>> START INFORMATION SUPPLIED

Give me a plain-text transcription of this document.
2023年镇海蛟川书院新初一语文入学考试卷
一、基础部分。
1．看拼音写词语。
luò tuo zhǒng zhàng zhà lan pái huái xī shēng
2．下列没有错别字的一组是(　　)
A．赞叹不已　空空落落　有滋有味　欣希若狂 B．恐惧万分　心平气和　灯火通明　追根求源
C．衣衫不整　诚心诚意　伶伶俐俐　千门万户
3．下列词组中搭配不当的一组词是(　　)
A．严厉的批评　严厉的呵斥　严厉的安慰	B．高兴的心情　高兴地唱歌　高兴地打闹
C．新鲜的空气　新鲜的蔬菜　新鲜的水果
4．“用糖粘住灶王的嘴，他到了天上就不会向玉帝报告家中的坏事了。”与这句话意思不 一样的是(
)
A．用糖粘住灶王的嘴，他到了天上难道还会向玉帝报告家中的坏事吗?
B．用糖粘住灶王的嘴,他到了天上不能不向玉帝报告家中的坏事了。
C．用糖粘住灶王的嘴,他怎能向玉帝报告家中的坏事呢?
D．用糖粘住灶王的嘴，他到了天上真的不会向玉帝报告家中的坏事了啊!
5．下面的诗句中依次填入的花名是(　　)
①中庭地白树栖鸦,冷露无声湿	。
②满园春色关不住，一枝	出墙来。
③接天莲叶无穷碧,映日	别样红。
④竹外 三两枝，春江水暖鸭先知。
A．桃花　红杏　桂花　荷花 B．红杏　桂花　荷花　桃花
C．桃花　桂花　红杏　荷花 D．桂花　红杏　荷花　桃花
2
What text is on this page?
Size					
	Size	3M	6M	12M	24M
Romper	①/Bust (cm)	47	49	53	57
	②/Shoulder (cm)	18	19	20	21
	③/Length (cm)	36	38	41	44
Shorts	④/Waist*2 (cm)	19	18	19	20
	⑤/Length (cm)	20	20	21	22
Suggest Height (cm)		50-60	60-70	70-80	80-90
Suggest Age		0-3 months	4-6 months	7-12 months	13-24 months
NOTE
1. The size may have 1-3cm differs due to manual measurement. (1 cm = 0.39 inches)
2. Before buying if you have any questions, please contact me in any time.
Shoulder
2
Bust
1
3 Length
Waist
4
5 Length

>> END INFORMATION SUPPLIED

WRITTEN TASK =>
Work through the records above line by line and count those that hold the string "Suggest". Give only the result.

REPLY =>
2